### REQUIREMENT
Find the lines holding the word "individual" and collect them.

Collected data entries:
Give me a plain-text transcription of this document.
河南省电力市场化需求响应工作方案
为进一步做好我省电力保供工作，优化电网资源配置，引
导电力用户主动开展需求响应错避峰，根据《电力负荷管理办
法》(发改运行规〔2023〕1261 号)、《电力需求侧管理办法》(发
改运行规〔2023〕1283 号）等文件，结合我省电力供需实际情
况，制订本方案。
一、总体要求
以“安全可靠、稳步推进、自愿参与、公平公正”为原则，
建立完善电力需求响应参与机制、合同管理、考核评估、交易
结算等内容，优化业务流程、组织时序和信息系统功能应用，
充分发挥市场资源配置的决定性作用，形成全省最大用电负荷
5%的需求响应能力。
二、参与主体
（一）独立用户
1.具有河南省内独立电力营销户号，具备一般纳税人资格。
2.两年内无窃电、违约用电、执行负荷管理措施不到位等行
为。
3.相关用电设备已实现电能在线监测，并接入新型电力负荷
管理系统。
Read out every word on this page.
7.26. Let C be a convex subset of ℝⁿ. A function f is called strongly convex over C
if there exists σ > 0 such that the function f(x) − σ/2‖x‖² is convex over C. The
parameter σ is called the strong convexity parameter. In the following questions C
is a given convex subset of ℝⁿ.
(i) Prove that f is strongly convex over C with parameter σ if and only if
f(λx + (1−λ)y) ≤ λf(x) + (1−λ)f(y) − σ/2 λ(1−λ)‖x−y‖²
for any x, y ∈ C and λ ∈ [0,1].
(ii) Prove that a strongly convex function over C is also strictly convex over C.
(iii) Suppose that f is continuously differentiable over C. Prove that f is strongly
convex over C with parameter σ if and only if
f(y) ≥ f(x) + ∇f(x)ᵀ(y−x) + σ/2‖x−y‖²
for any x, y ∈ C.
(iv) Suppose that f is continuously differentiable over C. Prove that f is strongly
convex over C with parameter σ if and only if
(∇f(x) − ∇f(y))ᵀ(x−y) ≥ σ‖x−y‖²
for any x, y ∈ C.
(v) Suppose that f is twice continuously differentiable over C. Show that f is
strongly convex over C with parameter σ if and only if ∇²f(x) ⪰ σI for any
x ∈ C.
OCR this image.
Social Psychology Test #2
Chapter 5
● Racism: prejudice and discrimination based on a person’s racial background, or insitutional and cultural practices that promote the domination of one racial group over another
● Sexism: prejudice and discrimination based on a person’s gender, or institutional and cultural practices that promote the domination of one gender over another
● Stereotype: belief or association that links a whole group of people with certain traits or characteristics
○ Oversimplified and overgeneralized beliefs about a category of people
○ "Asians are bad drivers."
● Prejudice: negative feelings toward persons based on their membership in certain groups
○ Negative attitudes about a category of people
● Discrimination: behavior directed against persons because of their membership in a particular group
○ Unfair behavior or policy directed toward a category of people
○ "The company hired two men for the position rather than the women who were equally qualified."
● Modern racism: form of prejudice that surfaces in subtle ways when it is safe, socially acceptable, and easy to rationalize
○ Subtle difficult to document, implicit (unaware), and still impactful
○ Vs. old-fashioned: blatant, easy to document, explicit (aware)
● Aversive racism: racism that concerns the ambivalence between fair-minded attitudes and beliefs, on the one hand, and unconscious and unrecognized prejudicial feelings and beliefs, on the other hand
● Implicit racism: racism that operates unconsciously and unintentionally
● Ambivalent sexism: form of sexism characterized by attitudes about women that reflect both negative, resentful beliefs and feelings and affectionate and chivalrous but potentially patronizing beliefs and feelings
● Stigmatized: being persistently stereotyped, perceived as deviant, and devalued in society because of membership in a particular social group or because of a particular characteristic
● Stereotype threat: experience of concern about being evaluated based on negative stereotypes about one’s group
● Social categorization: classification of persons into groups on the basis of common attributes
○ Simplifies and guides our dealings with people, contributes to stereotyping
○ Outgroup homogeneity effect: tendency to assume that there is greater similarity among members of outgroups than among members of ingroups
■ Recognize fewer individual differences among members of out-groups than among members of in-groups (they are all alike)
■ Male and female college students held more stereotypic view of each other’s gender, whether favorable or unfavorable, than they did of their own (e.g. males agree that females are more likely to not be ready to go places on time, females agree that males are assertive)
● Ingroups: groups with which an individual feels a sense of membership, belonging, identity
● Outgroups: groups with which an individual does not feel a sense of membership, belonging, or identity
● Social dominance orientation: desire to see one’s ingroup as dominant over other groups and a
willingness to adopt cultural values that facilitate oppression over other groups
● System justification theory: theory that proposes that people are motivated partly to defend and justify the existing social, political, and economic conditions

### EXPECTED ANSWER
■ Recognize fewer individual differences among members of out-groups than among members of in-groups (they are all alike)
● Ingroups: groups with which an individual feels a sense of membership, belonging, identity
● Outgroups: groups with which an individual does not feel a sense of membership, belonging, or identity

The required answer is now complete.